Stored data entries:
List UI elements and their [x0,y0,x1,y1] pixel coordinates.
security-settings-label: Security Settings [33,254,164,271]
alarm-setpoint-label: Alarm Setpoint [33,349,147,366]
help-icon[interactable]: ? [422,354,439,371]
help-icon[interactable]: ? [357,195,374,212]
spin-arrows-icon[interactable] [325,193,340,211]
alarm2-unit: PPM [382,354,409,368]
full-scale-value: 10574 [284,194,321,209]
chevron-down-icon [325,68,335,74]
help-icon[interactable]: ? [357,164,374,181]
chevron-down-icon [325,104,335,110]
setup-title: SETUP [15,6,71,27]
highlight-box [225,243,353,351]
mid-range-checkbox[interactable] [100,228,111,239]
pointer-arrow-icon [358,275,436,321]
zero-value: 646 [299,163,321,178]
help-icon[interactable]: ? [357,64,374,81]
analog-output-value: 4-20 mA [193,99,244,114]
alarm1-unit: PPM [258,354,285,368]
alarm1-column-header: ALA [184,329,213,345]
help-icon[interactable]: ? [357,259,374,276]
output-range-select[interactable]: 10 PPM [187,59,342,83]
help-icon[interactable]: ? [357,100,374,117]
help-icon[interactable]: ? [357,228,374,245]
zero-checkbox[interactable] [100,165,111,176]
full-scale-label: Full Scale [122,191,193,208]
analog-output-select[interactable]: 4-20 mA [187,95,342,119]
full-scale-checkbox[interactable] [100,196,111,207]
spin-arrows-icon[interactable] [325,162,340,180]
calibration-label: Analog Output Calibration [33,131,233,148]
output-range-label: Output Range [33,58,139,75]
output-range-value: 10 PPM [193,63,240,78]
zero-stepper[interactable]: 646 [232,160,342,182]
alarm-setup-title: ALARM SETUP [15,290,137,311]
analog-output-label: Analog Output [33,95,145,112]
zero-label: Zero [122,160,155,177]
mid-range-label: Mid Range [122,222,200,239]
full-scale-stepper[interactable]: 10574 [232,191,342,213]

▸ Exercise description: Rewrite the material, from its first line through the line containing "help-icon[interactable]: ? [357,100,374,117]", as a numbered list with blank lines omitted.

▸ Written solution:
1. List UI elements and their [x0,y0,x1,y1] pixel coordinates.
2. security-settings-label: Security Settings [33,254,164,271]
3. alarm-setpoint-label: Alarm Setpoint [33,349,147,366]
4. help-icon[interactable]: ? [422,354,439,371]
5. help-icon[interactable]: ? [357,195,374,212]
6. spin-arrows-icon[interactable] [325,193,340,211]
7. alarm2-unit: PPM [382,354,409,368]
8. full-scale-value: 10574 [284,194,321,209]
9. chevron-down-icon [325,68,335,74]
10. help-icon[interactable]: ? [357,164,374,181]
11. chevron-down-icon [325,104,335,110]
12. setup-title: SETUP [15,6,71,27]
13. highlight-box [225,243,353,351]
14. mid-range-checkbox[interactable] [100,228,111,239]
15. pointer-arrow-icon [358,275,436,321]
16. zero-value: 646 [299,163,321,178]
17. help-icon[interactable]: ? [357,64,374,81]
18. analog-output-value: 4-20 mA [193,99,244,114]
19. alarm1-unit: PPM [258,354,285,368]
20. alarm1-column-header: ALA [184,329,213,345]
21. help-icon[interactable]: ? [357,259,374,276]
22. output-range-select[interactable]: 10 PPM [187,59,342,83]
23. help-icon[interactable]: ? [357,100,374,117]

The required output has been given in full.